Directive
Lines that include the word "ylabel" are the ones to copy.

Data rows

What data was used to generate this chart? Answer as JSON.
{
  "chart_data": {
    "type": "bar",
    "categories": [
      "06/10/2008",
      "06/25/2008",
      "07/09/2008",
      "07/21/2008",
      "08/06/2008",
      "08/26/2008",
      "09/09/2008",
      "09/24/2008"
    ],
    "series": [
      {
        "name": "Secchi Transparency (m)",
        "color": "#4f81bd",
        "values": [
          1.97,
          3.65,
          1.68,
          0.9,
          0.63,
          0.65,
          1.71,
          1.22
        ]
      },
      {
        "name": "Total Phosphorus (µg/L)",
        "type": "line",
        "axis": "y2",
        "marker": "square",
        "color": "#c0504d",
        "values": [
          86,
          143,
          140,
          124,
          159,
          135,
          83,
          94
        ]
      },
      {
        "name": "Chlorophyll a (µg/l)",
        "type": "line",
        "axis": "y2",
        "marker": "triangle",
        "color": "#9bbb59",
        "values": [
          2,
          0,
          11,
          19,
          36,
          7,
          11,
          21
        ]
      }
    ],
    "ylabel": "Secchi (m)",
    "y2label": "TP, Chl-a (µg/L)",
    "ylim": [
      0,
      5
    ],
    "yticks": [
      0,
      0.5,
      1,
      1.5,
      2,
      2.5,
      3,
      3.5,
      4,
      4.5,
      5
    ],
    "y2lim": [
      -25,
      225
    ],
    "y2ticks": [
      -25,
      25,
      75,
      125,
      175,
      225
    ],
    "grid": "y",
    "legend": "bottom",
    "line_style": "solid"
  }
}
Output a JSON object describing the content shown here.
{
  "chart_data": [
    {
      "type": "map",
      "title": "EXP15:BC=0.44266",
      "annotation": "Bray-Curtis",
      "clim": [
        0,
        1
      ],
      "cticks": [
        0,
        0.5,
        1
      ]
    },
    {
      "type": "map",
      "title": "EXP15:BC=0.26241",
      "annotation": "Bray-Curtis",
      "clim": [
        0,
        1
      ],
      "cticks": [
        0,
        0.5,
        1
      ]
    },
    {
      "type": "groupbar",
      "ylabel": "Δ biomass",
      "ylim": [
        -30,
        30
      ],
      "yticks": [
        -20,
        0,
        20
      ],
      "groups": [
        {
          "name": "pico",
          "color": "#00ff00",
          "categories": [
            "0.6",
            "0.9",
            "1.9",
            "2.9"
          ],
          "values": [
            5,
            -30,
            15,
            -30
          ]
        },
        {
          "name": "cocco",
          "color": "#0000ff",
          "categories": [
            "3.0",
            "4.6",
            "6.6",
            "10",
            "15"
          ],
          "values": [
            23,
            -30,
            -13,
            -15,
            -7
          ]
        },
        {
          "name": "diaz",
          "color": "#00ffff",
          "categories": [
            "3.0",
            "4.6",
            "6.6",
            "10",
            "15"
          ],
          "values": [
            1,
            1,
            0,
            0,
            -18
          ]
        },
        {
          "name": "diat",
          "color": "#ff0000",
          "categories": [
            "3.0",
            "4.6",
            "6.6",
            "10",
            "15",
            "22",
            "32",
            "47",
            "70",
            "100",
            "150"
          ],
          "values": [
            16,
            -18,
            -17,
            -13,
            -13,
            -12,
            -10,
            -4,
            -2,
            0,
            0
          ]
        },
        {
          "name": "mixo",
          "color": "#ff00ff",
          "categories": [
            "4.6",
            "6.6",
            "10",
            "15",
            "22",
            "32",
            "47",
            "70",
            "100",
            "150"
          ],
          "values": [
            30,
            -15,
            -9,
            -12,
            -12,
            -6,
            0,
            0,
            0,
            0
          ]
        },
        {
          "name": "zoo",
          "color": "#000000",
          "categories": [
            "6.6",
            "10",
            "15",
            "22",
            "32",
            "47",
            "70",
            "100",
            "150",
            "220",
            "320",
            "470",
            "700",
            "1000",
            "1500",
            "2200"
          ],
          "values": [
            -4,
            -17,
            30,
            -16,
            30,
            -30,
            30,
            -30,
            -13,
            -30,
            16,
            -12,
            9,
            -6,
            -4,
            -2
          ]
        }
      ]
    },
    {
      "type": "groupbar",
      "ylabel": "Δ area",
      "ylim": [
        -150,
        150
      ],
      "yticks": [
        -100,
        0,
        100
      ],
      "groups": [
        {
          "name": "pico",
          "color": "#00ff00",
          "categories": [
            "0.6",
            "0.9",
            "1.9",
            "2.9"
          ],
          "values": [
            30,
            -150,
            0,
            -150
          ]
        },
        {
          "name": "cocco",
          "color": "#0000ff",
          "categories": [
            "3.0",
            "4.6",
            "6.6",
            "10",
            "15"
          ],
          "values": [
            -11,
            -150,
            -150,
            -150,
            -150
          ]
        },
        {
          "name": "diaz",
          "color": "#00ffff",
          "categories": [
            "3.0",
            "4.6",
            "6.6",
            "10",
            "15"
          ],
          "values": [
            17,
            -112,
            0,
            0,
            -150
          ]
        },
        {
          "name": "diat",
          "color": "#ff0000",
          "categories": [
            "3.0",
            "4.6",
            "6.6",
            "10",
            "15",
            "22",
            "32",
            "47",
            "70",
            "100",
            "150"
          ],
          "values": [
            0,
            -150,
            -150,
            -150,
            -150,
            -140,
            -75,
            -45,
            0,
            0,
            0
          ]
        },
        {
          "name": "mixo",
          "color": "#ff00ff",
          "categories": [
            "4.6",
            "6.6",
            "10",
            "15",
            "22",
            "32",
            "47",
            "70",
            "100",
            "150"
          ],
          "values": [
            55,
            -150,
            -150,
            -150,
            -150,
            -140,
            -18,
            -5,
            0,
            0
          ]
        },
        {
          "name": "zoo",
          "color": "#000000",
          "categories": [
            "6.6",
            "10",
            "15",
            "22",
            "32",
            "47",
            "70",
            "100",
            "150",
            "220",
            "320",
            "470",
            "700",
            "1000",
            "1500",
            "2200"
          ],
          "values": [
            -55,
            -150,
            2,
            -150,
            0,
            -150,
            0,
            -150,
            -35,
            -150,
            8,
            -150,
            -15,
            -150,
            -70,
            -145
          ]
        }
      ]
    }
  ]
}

Result of this task
    "ylabel": "Secchi (m)",
      "ylabel": "Δ biomass",
      "ylabel": "Δ area",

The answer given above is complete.